= STATED GOAL =
The records that follow are to be repeated exactly, with the pictures removed.

= ENTRIES SUPPLIED =
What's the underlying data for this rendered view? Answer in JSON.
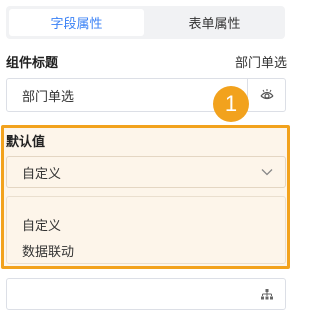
{
  "tabs": [
    {
      "label": "字段属性",
      "active": true
    },
    {
      "label": "表单属性",
      "active": false
    }
  ],
  "component_title": {
    "label": "组件标题",
    "type_value": "部门单选",
    "input_value": "部门单选",
    "visibility_icon": "eye-icon"
  },
  "marker": {
    "number": "1"
  },
  "default_value": {
    "label": "默认值",
    "selected": "自定义",
    "options": [
      "自定义",
      "数据联动"
    ]
  },
  "bottom_field": {
    "icon": "org-chart-icon"
  },
  "colors": {
    "accent": "#3b82f6",
    "highlight": "#f2a21d",
    "highlight_bg": "#fdf5ea"
  }
}
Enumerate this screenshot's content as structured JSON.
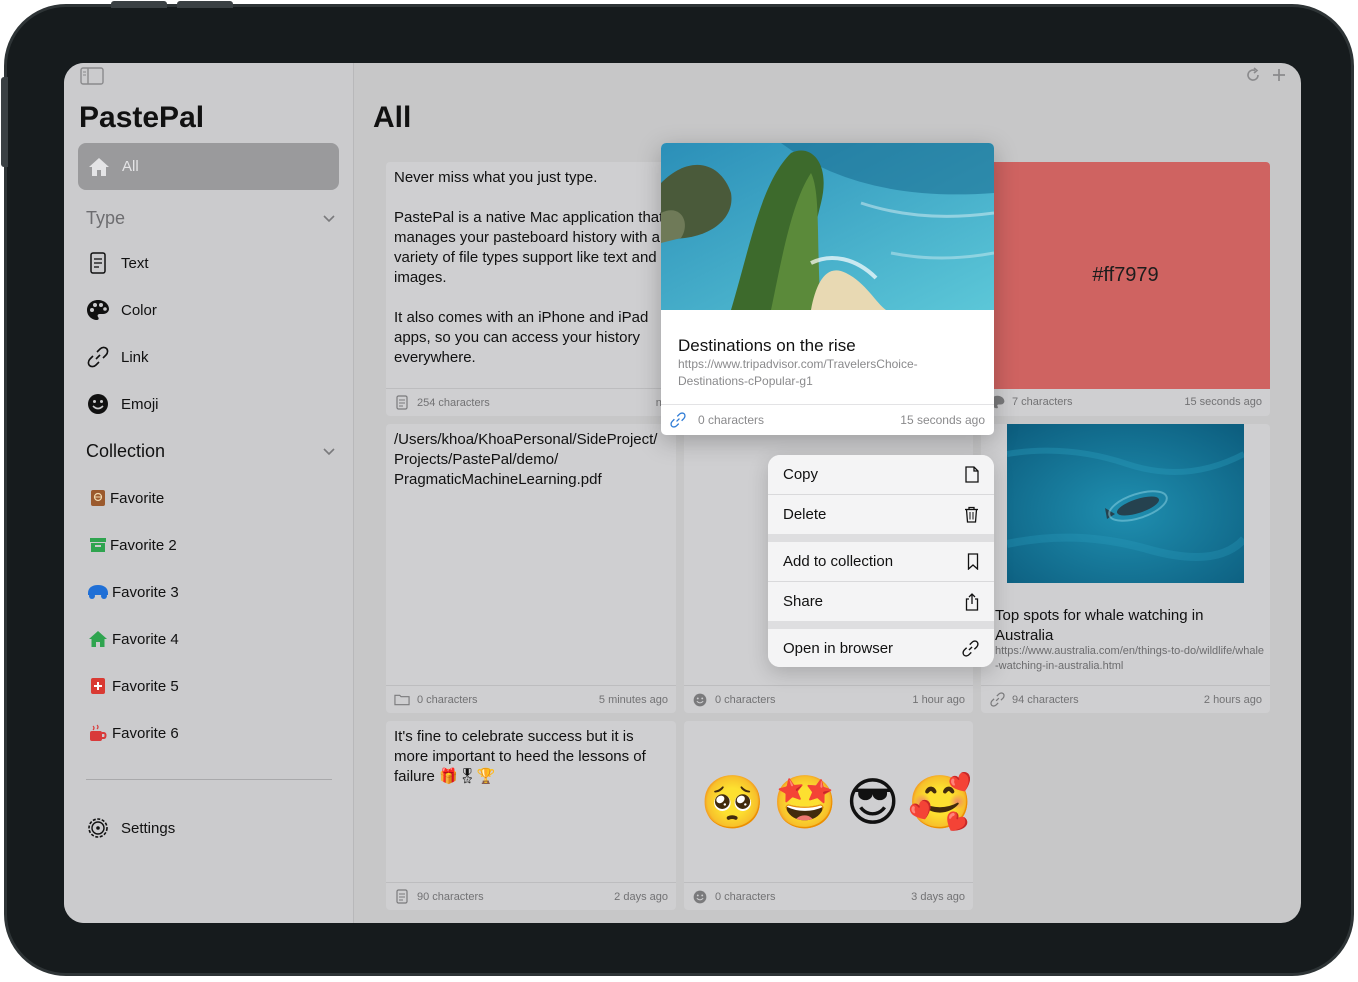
{
  "app": {
    "title": "PastePal"
  },
  "sidebar": {
    "all_label": "All",
    "type_section": "Type",
    "type_items": [
      {
        "label": "Text",
        "icon": "text-doc-icon"
      },
      {
        "label": "Color",
        "icon": "palette-icon"
      },
      {
        "label": "Link",
        "icon": "link-icon"
      },
      {
        "label": "Emoji",
        "icon": "emoji-icon"
      }
    ],
    "collection_section": "Collection",
    "collection_items": [
      {
        "label": "Favorite",
        "icon": "book-icon",
        "color": "#9b5a2d"
      },
      {
        "label": "Favorite 2",
        "icon": "archive-box-icon",
        "color": "#2fa44f"
      },
      {
        "label": "Favorite 3",
        "icon": "car-icon",
        "color": "#1f6fd6"
      },
      {
        "label": "Favorite 4",
        "icon": "house-icon",
        "color": "#2fa44f"
      },
      {
        "label": "Favorite 5",
        "icon": "first-aid-icon",
        "color": "#d93a33"
      },
      {
        "label": "Favorite 6",
        "icon": "cup-icon",
        "color": "#d93a3a"
      }
    ],
    "settings_label": "Settings"
  },
  "main": {
    "title": "All",
    "cards": [
      {
        "text": "Never miss what you just type.\n\nPastePal is a native Mac application that\nmanages your pasteboard history with a\nvariety of file types support like text and\nimages.\n\nIt also comes with an iPhone and iPad\napps, so you can access your history\neverywhere.",
        "count": "254 characters",
        "time": "no"
      },
      {
        "color_value": "#ff7979",
        "swatch": "#cf6361",
        "count": "7 characters",
        "time": "15 seconds ago"
      },
      {
        "text": "/Users/khoa/KhoaPersonal/SideProject/\nProjects/PastePal/demo/\nPragmaticMachineLearning.pdf",
        "count": "0 characters",
        "time": "5 minutes ago"
      },
      {
        "count": "0 characters",
        "time": "1 hour ago"
      },
      {
        "title": "Top spots for whale watching in Australia",
        "url": "https://www.australia.com/en/things-to-do/wildlife/whale-watching-in-australia.html",
        "count": "94 characters",
        "time": "2 hours ago"
      },
      {
        "text": "It's fine to celebrate success but it is\nmore important to heed the lessons of\nfailure 🎁🎖🏆",
        "count": "90 characters",
        "time": "2 days ago"
      },
      {
        "emojis": [
          "🥺",
          "🤩",
          "😎",
          "🥰"
        ],
        "count": "0 characters",
        "time": "3 days ago"
      }
    ]
  },
  "preview": {
    "title": "Destinations on the rise",
    "url": "https://www.tripadvisor.com/TravelersChoice-Destinations-cPopular-g1",
    "count": "0 characters",
    "time": "15 seconds ago"
  },
  "context_menu": {
    "items": [
      {
        "label": "Copy",
        "icon": "document-icon"
      },
      {
        "label": "Delete",
        "icon": "trash-icon"
      },
      {
        "label": "Add to collection",
        "icon": "bookmark-icon"
      },
      {
        "label": "Share",
        "icon": "share-icon"
      },
      {
        "label": "Open in browser",
        "icon": "link-icon"
      }
    ]
  }
}
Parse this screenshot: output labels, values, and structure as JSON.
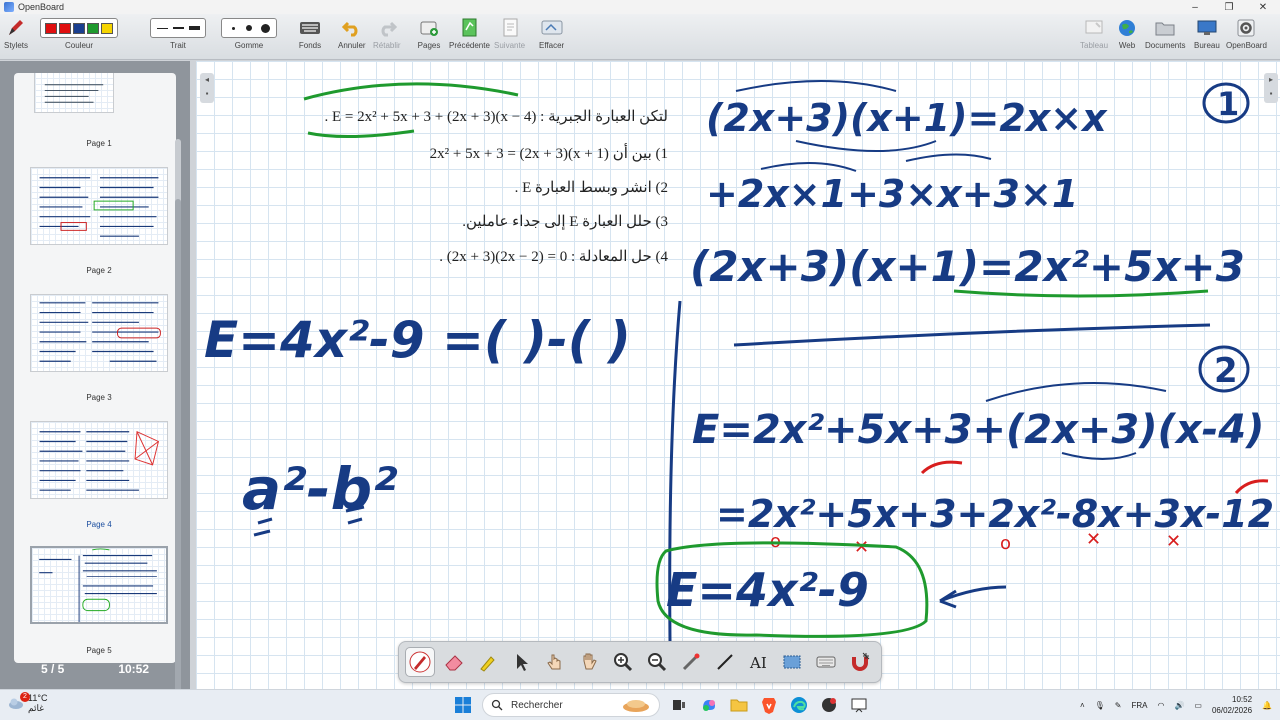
{
  "window": {
    "title": "OpenBoard"
  },
  "toolbar": {
    "stylets": "Stylets",
    "couleur": "Couleur",
    "trait": "Trait",
    "gomme": "Gomme",
    "fonds": "Fonds",
    "annuler": "Annuler",
    "retablir": "Rétablir",
    "pages": "Pages",
    "precedente": "Précédente",
    "suivante": "Suivante",
    "effacer": "Effacer",
    "tableau": "Tableau",
    "web": "Web",
    "documents": "Documents",
    "bureau": "Bureau",
    "openboard": "OpenBoard",
    "colors": [
      "#e01010",
      "#e01010",
      "#1a3f8f",
      "#1f9a2e",
      "#f5d400"
    ]
  },
  "sidebar": {
    "pages": [
      {
        "label": "Page 1"
      },
      {
        "label": "Page 2"
      },
      {
        "label": "Page 3"
      },
      {
        "label": "Page 4"
      },
      {
        "label": "Page 5"
      }
    ],
    "page_counter": "5 / 5",
    "time": "10:52"
  },
  "exercise": {
    "main": "لتكن العبارة الجبرية : E = 2x² + 5x + 3 + (2x + 3)(x − 4) .",
    "q1": "1) بين أن 2x² + 5x + 3 = (2x + 3)(x + 1)",
    "q2": "2) انشر وبسط العبارة E .",
    "q3": "3) حلل العبارة E إلى جداء عاملين.",
    "q4": "4) حل المعادلة : 0 = (2x − 2)(2x + 3) ."
  },
  "handwriting": {
    "left_eq": "E=4x²-9 =(     )-(     )",
    "left_identity": "a²-b²",
    "q1_marker": "1",
    "q1_line1": "(2x+3)(x+1)=2x×x",
    "q1_line2": "+2x×1+3×x+3×1",
    "q1_line3": "(2x+3)(x+1)=2x²+5x+3",
    "q2_marker": "2",
    "q2_line1": "E=2x²+5x+3+(2x+3)(x-4)",
    "q2_line2": "=2x²+5x+3+2x²-8x+3x-12",
    "q2_result": "E=4x²-9"
  },
  "taskbar": {
    "weather_temp": "11°C",
    "weather_text": "غائم",
    "weather_badge": "2",
    "search_placeholder": "Rechercher",
    "language": "FRA",
    "clock_time": "10:52",
    "clock_date": "06/02/2026"
  }
}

= SOLUTION FOR THIS EXERCISE =
What's the underlying data for this rendered view? Answer in JSON.
{
  "tabs": [
    {
      "label": "字段属性",
      "active": true
    },
    {
      "label": "表单属性",
      "active": false
    }
  ],
  "component_title": {
    "label": "组件标题",
    "type_value": "部门单选",
    "input_value": "部门单选",
    "visibility_icon": "eye-icon"
  },
  "marker": {
    "number": "1"
  },
  "default_value": {
    "label": "默认值",
    "selected": "自定义",
    "options": [
      "自定义",
      "数据联动"
    ]
  },
  "bottom_field": {
    "icon": "org-chart-icon"
  },
  "colors": {
    "accent": "#3b82f6",
    "highlight": "#f2a21d",
    "highlight_bg": "#fdf5ea"
  }
}
Enumerate this screenshot's content as structured JSON.
{
  "app": {
    "title": "PastePal"
  },
  "sidebar": {
    "all_label": "All",
    "type_section": "Type",
    "type_items": [
      {
        "label": "Text",
        "icon": "text-doc-icon"
      },
      {
        "label": "Color",
        "icon": "palette-icon"
      },
      {
        "label": "Link",
        "icon": "link-icon"
      },
      {
        "label": "Emoji",
        "icon": "emoji-icon"
      }
    ],
    "collection_section": "Collection",
    "collection_items": [
      {
        "label": "Favorite",
        "icon": "book-icon",
        "color": "#9b5a2d"
      },
      {
        "label": "Favorite 2",
        "icon": "archive-box-icon",
        "color": "#2fa44f"
      },
      {
        "label": "Favorite 3",
        "icon": "car-icon",
        "color": "#1f6fd6"
      },
      {
        "label": "Favorite 4",
        "icon": "house-icon",
        "color": "#2fa44f"
      },
      {
        "label": "Favorite 5",
        "icon": "first-aid-icon",
        "color": "#d93a33"
      },
      {
        "label": "Favorite 6",
        "icon": "cup-icon",
        "color": "#d93a3a"
      }
    ],
    "settings_label": "Settings"
  },
  "main": {
    "title": "All",
    "cards": [
      {
        "text": "Never miss what you just type.\n\nPastePal is a native Mac application that\nmanages your pasteboard history with a\nvariety of file types support like text and\nimages.\n\nIt also comes with an iPhone and iPad\napps, so you can access your history\neverywhere.",
        "count": "254 characters",
        "time": "no"
      },
      {
        "color_value": "#ff7979",
        "swatch": "#cf6361",
        "count": "7 characters",
        "time": "15 seconds ago"
      },
      {
        "text": "/Users/khoa/KhoaPersonal/SideProject/\nProjects/PastePal/demo/\nPragmaticMachineLearning.pdf",
        "count": "0 characters",
        "time": "5 minutes ago"
      },
      {
        "count": "0 characters",
        "time": "1 hour ago"
      },
      {
        "title": "Top spots for whale watching in Australia",
        "url": "https://www.australia.com/en/things-to-do/wildlife/whale-watching-in-australia.html",
        "count": "94 characters",
        "time": "2 hours ago"
      },
      {
        "text": "It's fine to celebrate success but it is\nmore important to heed the lessons of\nfailure 🎁🎖🏆",
        "count": "90 characters",
        "time": "2 days ago"
      },
      {
        "emojis": [
          "🥺",
          "🤩",
          "😎",
          "🥰"
        ],
        "count": "0 characters",
        "time": "3 days ago"
      }
    ]
  },
  "preview": {
    "title": "Destinations on the rise",
    "url": "https://www.tripadvisor.com/TravelersChoice-Destinations-cPopular-g1",
    "count": "0 characters",
    "time": "15 seconds ago"
  },
  "context_menu": {
    "items": [
      {
        "label": "Copy",
        "icon": "document-icon"
      },
      {
        "label": "Delete",
        "icon": "trash-icon"
      },
      {
        "label": "Add to collection",
        "icon": "bookmark-icon"
      },
      {
        "label": "Share",
        "icon": "share-icon"
      },
      {
        "label": "Open in browser",
        "icon": "link-icon"
      }
    ]
  }
}
Parse this screenshot: output labels, values, and structure as JSON.
{
  "window": {
    "title": "OpenBoard"
  },
  "toolbar": {
    "stylets": "Stylets",
    "couleur": "Couleur",
    "trait": "Trait",
    "gomme": "Gomme",
    "fonds": "Fonds",
    "annuler": "Annuler",
    "retablir": "Rétablir",
    "pages": "Pages",
    "precedente": "Précédente",
    "suivante": "Suivante",
    "effacer": "Effacer",
    "tableau": "Tableau",
    "web": "Web",
    "documents": "Documents",
    "bureau": "Bureau",
    "openboard": "OpenBoard",
    "colors": [
      "#e01010",
      "#e01010",
      "#1a3f8f",
      "#1f9a2e",
      "#f5d400"
    ]
  },
  "sidebar": {
    "pages": [
      {
        "label": "Page 1"
      },
      {
        "label": "Page 2"
      },
      {
        "label": "Page 3"
      },
      {
        "label": "Page 4"
      },
      {
        "label": "Page 5"
      }
    ],
    "page_counter": "5 / 5",
    "time": "10:52"
  },
  "exercise": {
    "main": "لتكن العبارة الجبرية : E = 2x² + 5x + 3 + (2x + 3)(x − 4) .",
    "q1": "1) بين أن 2x² + 5x + 3 = (2x + 3)(x + 1)",
    "q2": "2) انشر وبسط العبارة E .",
    "q3": "3) حلل العبارة E إلى جداء عاملين.",
    "q4": "4) حل المعادلة : 0 = (2x − 2)(2x + 3) ."
  },
  "handwriting": {
    "left_eq": "E=4x²-9 =(     )-(     )",
    "left_identity": "a²-b²",
    "q1_marker": "1",
    "q1_line1": "(2x+3)(x+1)=2x×x",
    "q1_line2": "+2x×1+3×x+3×1",
    "q1_line3": "(2x+3)(x+1)=2x²+5x+3",
    "q2_marker": "2",
    "q2_line1": "E=2x²+5x+3+(2x+3)(x-4)",
    "q2_line2": "=2x²+5x+3+2x²-8x+3x-12",
    "q2_result": "E=4x²-9"
  },
  "taskbar": {
    "weather_temp": "11°C",
    "weather_text": "غائم",
    "weather_badge": "2",
    "search_placeholder": "Rechercher",
    "language": "FRA",
    "clock_time": "10:52",
    "clock_date": "06/02/2026"
  }
}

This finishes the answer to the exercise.